Challenge:
Check each line below for the word "city", and copy those that have it.

Dataset records:

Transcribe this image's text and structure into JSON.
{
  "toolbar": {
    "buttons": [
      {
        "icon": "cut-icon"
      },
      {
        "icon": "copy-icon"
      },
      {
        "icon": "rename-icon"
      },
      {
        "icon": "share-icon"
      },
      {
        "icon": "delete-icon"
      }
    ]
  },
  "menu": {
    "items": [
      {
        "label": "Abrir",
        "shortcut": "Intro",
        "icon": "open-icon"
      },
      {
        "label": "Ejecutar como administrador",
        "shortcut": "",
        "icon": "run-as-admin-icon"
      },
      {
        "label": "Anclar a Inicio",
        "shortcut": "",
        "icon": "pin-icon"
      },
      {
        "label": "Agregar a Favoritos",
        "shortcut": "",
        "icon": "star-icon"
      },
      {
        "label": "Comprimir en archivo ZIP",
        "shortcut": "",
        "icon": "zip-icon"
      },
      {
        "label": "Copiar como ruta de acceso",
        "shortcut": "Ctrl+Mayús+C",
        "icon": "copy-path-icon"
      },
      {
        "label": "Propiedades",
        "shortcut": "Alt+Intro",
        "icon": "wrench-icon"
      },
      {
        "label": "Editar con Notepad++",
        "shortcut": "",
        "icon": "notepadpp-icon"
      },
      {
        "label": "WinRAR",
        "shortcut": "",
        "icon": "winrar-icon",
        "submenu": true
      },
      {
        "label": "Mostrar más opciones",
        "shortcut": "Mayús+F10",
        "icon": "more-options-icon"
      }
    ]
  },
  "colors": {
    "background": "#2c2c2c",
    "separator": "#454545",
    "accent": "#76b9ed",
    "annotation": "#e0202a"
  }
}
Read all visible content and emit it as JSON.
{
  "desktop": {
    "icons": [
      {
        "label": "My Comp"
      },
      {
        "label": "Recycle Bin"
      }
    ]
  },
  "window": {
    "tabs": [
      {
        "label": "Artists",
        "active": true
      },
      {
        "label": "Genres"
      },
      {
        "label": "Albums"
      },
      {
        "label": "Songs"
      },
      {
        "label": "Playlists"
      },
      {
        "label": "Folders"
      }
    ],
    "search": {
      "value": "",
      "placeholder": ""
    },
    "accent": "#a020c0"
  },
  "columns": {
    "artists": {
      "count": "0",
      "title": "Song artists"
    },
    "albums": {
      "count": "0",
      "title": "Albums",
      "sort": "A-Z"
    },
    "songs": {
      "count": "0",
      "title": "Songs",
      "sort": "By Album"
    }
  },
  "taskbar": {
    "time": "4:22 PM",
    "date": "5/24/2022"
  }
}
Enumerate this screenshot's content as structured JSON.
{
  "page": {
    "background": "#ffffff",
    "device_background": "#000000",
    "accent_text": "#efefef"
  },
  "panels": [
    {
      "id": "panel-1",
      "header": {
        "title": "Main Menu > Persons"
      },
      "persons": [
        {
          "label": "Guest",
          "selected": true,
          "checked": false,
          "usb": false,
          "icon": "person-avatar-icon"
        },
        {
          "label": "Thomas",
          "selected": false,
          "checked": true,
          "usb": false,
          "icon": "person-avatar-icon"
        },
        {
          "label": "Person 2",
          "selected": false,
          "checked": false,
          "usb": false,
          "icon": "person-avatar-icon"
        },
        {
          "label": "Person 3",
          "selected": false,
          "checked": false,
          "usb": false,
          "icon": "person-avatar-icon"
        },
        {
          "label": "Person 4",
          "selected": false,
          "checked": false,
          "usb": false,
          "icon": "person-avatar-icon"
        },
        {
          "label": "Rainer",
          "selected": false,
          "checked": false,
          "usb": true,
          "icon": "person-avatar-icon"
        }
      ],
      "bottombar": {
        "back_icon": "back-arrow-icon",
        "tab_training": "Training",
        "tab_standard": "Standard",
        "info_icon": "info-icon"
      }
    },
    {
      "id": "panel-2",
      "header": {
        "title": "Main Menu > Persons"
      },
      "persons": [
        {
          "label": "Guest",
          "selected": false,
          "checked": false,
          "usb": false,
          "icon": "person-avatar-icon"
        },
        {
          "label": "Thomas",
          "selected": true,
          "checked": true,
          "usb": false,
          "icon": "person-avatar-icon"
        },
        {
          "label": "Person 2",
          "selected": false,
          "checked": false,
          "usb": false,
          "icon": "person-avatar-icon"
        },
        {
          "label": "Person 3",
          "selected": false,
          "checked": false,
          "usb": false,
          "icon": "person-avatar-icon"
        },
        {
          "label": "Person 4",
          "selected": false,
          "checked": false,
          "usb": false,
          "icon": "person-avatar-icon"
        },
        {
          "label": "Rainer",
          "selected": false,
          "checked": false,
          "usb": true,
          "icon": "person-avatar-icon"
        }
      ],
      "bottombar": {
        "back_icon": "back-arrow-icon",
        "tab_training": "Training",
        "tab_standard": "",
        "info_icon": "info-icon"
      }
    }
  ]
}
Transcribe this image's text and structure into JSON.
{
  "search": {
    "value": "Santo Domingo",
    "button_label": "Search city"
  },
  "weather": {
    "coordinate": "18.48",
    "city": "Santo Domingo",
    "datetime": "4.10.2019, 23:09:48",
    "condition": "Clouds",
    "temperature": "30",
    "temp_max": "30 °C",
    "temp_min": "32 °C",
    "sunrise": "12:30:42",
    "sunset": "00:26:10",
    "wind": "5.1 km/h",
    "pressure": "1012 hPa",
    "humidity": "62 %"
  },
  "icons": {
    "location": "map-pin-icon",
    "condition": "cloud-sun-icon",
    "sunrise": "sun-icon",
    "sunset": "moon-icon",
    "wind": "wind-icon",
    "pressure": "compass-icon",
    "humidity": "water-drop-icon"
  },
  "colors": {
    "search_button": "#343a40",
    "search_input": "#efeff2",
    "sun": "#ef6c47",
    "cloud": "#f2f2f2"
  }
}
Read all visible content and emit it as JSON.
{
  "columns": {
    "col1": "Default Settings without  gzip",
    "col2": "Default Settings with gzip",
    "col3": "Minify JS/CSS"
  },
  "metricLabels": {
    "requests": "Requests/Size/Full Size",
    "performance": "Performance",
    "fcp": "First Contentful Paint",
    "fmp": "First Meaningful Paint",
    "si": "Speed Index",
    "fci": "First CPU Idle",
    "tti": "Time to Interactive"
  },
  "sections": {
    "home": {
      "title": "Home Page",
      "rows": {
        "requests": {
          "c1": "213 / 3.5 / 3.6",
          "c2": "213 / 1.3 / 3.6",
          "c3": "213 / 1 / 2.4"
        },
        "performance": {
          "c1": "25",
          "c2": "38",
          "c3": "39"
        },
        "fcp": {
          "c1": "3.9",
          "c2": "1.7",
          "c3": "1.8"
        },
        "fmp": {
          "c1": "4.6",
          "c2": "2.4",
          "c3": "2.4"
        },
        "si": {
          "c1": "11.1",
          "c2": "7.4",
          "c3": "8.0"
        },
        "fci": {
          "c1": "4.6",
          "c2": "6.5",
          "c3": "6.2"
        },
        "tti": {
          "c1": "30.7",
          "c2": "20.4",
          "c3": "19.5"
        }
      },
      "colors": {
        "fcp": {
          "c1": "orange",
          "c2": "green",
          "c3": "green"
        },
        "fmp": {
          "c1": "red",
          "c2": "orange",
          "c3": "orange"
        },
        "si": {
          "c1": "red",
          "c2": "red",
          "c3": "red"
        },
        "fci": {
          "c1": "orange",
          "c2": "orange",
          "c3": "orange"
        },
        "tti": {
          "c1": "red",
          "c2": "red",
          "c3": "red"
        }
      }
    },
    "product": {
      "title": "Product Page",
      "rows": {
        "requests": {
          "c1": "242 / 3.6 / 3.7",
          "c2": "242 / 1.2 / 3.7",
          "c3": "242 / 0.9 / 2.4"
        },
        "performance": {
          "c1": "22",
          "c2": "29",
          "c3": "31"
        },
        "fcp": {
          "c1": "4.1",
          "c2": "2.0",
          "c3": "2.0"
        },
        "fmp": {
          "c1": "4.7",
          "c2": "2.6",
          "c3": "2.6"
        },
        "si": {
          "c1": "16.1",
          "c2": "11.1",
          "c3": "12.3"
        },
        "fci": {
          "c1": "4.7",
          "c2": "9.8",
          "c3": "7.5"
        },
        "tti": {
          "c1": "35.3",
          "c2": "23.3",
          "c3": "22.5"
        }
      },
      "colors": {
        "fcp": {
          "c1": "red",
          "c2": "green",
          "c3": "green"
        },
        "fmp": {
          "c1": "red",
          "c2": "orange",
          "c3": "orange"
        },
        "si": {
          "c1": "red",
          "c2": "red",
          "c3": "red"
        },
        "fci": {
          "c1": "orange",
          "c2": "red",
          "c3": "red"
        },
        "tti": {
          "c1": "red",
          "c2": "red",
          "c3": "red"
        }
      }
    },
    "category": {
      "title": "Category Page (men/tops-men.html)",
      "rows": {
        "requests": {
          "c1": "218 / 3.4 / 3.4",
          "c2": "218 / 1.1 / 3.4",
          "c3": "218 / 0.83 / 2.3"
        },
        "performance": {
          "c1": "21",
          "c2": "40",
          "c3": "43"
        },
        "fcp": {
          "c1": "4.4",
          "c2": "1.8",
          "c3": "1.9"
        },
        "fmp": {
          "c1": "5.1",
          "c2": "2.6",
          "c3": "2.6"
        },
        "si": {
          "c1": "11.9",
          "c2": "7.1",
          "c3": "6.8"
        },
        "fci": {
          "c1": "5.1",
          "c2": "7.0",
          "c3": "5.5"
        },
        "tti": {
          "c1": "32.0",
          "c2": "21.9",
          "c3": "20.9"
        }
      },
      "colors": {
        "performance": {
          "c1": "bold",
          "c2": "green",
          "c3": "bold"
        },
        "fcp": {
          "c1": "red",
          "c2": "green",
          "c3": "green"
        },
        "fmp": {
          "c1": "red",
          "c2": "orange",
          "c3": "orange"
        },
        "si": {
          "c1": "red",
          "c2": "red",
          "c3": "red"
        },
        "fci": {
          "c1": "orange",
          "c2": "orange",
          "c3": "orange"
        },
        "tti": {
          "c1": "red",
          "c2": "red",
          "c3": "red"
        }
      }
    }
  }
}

Exercise output:
    "button_label": "Search city"
    "city": "Santo Domingo",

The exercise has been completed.